------ Given records ------
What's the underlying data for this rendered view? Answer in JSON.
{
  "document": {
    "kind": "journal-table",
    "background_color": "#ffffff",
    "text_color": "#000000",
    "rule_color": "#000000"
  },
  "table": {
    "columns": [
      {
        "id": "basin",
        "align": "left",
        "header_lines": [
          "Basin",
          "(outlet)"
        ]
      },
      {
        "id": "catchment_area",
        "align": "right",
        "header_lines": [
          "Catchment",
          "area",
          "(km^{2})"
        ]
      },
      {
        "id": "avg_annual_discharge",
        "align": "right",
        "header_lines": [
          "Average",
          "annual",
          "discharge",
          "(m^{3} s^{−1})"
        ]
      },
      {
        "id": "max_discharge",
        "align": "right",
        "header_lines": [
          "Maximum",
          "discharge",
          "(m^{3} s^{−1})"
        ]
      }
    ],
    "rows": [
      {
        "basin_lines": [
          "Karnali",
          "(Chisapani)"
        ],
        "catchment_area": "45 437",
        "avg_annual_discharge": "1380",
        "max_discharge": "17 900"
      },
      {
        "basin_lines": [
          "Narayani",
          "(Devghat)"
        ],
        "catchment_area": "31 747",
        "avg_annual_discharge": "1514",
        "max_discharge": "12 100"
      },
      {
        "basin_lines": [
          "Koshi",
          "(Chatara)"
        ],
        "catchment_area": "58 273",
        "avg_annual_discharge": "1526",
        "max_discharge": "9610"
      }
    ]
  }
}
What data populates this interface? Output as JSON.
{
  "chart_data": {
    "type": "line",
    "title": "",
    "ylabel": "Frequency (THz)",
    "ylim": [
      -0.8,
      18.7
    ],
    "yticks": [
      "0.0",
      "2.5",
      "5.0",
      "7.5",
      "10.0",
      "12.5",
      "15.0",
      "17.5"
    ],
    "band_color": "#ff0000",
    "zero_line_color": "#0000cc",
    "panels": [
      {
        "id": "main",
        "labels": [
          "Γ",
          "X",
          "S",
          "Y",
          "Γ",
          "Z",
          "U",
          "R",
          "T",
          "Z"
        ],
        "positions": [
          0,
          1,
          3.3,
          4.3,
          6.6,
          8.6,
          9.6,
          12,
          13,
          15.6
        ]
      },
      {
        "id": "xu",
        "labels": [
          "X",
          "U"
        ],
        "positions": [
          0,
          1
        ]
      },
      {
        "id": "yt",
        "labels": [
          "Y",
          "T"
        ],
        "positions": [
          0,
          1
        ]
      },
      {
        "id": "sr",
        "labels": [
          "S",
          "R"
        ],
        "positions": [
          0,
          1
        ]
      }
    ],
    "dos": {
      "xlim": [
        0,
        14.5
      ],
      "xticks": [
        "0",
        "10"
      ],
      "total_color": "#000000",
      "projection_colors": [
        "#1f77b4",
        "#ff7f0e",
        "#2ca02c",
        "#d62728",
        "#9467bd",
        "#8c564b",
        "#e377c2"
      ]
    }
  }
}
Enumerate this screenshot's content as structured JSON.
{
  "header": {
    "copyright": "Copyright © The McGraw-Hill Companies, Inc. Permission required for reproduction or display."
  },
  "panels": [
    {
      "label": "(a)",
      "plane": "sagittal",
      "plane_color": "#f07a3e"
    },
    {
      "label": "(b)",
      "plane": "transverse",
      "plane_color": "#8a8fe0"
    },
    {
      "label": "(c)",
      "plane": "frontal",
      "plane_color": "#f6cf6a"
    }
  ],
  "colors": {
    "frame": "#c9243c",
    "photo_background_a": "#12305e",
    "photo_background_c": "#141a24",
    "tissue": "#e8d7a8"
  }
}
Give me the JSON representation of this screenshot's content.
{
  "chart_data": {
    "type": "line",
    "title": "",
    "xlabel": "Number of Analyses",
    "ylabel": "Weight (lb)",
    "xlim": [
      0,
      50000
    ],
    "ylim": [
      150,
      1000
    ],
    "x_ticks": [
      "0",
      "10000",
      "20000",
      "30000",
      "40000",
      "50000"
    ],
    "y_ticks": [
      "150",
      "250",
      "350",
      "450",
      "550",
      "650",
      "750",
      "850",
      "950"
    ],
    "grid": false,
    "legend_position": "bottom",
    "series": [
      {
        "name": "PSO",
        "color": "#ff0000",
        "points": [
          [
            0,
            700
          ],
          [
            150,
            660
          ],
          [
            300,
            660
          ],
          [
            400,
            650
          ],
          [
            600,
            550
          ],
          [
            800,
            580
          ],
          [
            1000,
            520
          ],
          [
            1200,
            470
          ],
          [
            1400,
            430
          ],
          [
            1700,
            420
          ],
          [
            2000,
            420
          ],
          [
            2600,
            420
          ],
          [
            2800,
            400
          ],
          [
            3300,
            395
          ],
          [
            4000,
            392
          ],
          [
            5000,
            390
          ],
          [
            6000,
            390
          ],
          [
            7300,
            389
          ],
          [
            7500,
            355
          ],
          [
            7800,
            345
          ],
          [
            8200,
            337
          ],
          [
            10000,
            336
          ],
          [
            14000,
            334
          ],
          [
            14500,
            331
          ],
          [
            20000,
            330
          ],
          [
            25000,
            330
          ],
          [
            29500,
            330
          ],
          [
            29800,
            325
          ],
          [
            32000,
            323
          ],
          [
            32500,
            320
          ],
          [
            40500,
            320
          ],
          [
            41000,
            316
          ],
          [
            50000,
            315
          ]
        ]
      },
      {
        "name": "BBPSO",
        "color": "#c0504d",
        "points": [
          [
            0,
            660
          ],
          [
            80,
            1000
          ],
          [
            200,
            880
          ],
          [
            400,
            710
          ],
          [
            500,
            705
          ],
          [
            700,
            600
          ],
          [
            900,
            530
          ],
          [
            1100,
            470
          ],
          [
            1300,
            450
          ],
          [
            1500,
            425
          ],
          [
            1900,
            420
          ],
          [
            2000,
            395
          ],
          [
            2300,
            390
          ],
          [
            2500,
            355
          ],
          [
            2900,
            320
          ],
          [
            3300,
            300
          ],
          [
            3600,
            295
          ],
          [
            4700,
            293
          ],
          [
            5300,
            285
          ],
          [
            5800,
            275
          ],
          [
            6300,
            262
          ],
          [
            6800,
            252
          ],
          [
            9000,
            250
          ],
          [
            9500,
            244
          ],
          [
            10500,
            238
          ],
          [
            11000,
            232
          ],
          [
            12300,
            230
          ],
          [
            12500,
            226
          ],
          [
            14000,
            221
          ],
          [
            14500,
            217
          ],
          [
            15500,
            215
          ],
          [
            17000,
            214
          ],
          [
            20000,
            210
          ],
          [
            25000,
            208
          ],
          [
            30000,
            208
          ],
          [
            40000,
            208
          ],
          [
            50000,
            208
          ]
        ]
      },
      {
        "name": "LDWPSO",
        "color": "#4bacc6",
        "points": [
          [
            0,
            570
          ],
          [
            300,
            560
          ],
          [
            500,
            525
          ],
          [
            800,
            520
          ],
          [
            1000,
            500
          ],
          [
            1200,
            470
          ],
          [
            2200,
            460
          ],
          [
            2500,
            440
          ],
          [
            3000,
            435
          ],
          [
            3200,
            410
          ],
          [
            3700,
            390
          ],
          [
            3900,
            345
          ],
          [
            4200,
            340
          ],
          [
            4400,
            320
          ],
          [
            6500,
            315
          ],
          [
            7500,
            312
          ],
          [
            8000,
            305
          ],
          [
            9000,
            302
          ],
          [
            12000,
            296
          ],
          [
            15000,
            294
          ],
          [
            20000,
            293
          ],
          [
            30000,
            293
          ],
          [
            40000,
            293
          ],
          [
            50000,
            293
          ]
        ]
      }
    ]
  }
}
------
**Aim of the task:**
Return the entries above exactly as they appear.

**Output:**
What's the underlying data for this rendered view? Answer in JSON.
{
  "document": {
    "kind": "journal-table",
    "background_color": "#ffffff",
    "text_color": "#000000",
    "rule_color": "#000000"
  },
  "table": {
    "columns": [
      {
        "id": "basin",
        "align": "left",
        "header_lines": [
          "Basin",
          "(outlet)"
        ]
      },
      {
        "id": "catchment_area",
        "align": "right",
        "header_lines": [
          "Catchment",
          "area",
          "(km^{2})"
        ]
      },
      {
        "id": "avg_annual_discharge",
        "align": "right",
        "header_lines": [
          "Average",
          "annual",
          "discharge",
          "(m^{3} s^{−1})"
        ]
      },
      {
        "id": "max_discharge",
        "align": "right",
        "header_lines": [
          "Maximum",
          "discharge",
          "(m^{3} s^{−1})"
        ]
      }
    ],
    "rows": [
      {
        "basin_lines": [
          "Karnali",
          "(Chisapani)"
        ],
        "catchment_area": "45 437",
        "avg_annual_discharge": "1380",
        "max_discharge": "17 900"
      },
      {
        "basin_lines": [
          "Narayani",
          "(Devghat)"
        ],
        "catchment_area": "31 747",
        "avg_annual_discharge": "1514",
        "max_discharge": "12 100"
      },
      {
        "basin_lines": [
          "Koshi",
          "(Chatara)"
        ],
        "catchment_area": "58 273",
        "avg_annual_discharge": "1526",
        "max_discharge": "9610"
      }
    ]
  }
}
What data populates this interface? Output as JSON.
{
  "chart_data": {
    "type": "line",
    "title": "",
    "ylabel": "Frequency (THz)",
    "ylim": [
      -0.8,
      18.7
    ],
    "yticks": [
      "0.0",
      "2.5",
      "5.0",
      "7.5",
      "10.0",
      "12.5",
      "15.0",
      "17.5"
    ],
    "band_color": "#ff0000",
    "zero_line_color": "#0000cc",
    "panels": [
      {
        "id": "main",
        "labels": [
          "Γ",
          "X",
          "S",
          "Y",
          "Γ",
          "Z",
          "U",
          "R",
          "T",
          "Z"
        ],
        "positions": [
          0,
          1,
          3.3,
          4.3,
          6.6,
          8.6,
          9.6,
          12,
          13,
          15.6
        ]
      },
      {
        "id": "xu",
        "labels": [
          "X",
          "U"
        ],
        "positions": [
          0,
          1
        ]
      },
      {
        "id": "yt",
        "labels": [
          "Y",
          "T"
        ],
        "positions": [
          0,
          1
        ]
      },
      {
        "id": "sr",
        "labels": [
          "S",
          "R"
        ],
        "positions": [
          0,
          1
        ]
      }
    ],
    "dos": {
      "xlim": [
        0,
        14.5
      ],
      "xticks": [
        "0",
        "10"
      ],
      "total_color": "#000000",
      "projection_colors": [
        "#1f77b4",
        "#ff7f0e",
        "#2ca02c",
        "#d62728",
        "#9467bd",
        "#8c564b",
        "#e377c2"
      ]
    }
  }
}
Enumerate this screenshot's content as structured JSON.
{
  "header": {
    "copyright": "Copyright © The McGraw-Hill Companies, Inc. Permission required for reproduction or display."
  },
  "panels": [
    {
      "label": "(a)",
      "plane": "sagittal",
      "plane_color": "#f07a3e"
    },
    {
      "label": "(b)",
      "plane": "transverse",
      "plane_color": "#8a8fe0"
    },
    {
      "label": "(c)",
      "plane": "frontal",
      "plane_color": "#f6cf6a"
    }
  ],
  "colors": {
    "frame": "#c9243c",
    "photo_background_a": "#12305e",
    "photo_background_c": "#141a24",
    "tissue": "#e8d7a8"
  }
}
Give me the JSON representation of this screenshot's content.
{
  "chart_data": {
    "type": "line",
    "title": "",
    "xlabel": "Number of Analyses",
    "ylabel": "Weight (lb)",
    "xlim": [
      0,
      50000
    ],
    "ylim": [
      150,
      1000
    ],
    "x_ticks": [
      "0",
      "10000",
      "20000",
      "30000",
      "40000",
      "50000"
    ],
    "y_ticks": [
      "150",
      "250",
      "350",
      "450",
      "550",
      "650",
      "750",
      "850",
      "950"
    ],
    "grid": false,
    "legend_position": "bottom",
    "series": [
      {
        "name": "PSO",
        "color": "#ff0000",
        "points": [
          [
            0,
            700
          ],
          [
            150,
            660
          ],
          [
            300,
            660
          ],
          [
            400,
            650
          ],
          [
            600,
            550
          ],
          [
            800,
            580
          ],
          [
            1000,
            520
          ],
          [
            1200,
            470
          ],
          [
            1400,
            430
          ],
          [
            1700,
            420
          ],
          [
            2000,
            420
          ],
          [
            2600,
            420
          ],
          [
            2800,
            400
          ],
          [
            3300,
            395
          ],
          [
            4000,
            392
          ],
          [
            5000,
            390
          ],
          [
            6000,
            390
          ],
          [
            7300,
            389
          ],
          [
            7500,
            355
          ],
          [
            7800,
            345
          ],
          [
            8200,
            337
          ],
          [
            10000,
            336
          ],
          [
            14000,
            334
          ],
          [
            14500,
            331
          ],
          [
            20000,
            330
          ],
          [
            25000,
            330
          ],
          [
            29500,
            330
          ],
          [
            29800,
            325
          ],
          [
            32000,
            323
          ],
          [
            32500,
            320
          ],
          [
            40500,
            320
          ],
          [
            41000,
            316
          ],
          [
            50000,
            315
          ]
        ]
      },
      {
        "name": "BBPSO",
        "color": "#c0504d",
        "points": [
          [
            0,
            660
          ],
          [
            80,
            1000
          ],
          [
            200,
            880
          ],
          [
            400,
            710
          ],
          [
            500,
            705
          ],
          [
            700,
            600
          ],
          [
            900,
            530
          ],
          [
            1100,
            470
          ],
          [
            1300,
            450
          ],
          [
            1500,
            425
          ],
          [
            1900,
            420
          ],
          [
            2000,
            395
          ],
          [
            2300,
            390
          ],
          [
            2500,
            355
          ],
          [
            2900,
            320
          ],
          [
            3300,
            300
          ],
          [
            3600,
            295
          ],
          [
            4700,
            293
          ],
          [
            5300,
            285
          ],
          [
            5800,
            275
          ],
          [
            6300,
            262
          ],
          [
            6800,
            252
          ],
          [
            9000,
            250
          ],
          [
            9500,
            244
          ],
          [
            10500,
            238
          ],
          [
            11000,
            232
          ],
          [
            12300,
            230
          ],
          [
            12500,
            226
          ],
          [
            14000,
            221
          ],
          [
            14500,
            217
          ],
          [
            15500,
            215
          ],
          [
            17000,
            214
          ],
          [
            20000,
            210
          ],
          [
            25000,
            208
          ],
          [
            30000,
            208
          ],
          [
            40000,
            208
          ],
          [
            50000,
            208
          ]
        ]
      },
      {
        "name": "LDWPSO",
        "color": "#4bacc6",
        "points": [
          [
            0,
            570
          ],
          [
            300,
            560
          ],
          [
            500,
            525
          ],
          [
            800,
            520
          ],
          [
            1000,
            500
          ],
          [
            1200,
            470
          ],
          [
            2200,
            460
          ],
          [
            2500,
            440
          ],
          [
            3000,
            435
          ],
          [
            3200,
            410
          ],
          [
            3700,
            390
          ],
          [
            3900,
            345
          ],
          [
            4200,
            340
          ],
          [
            4400,
            320
          ],
          [
            6500,
            315
          ],
          [
            7500,
            312
          ],
          [
            8000,
            305
          ],
          [
            9000,
            302
          ],
          [
            12000,
            296
          ],
          [
            15000,
            294
          ],
          [
            20000,
            293
          ],
          [
            30000,
            293
          ],
          [
            40000,
            293
          ],
          [
            50000,
            293
          ]
        ]
      }
    ]
  }
}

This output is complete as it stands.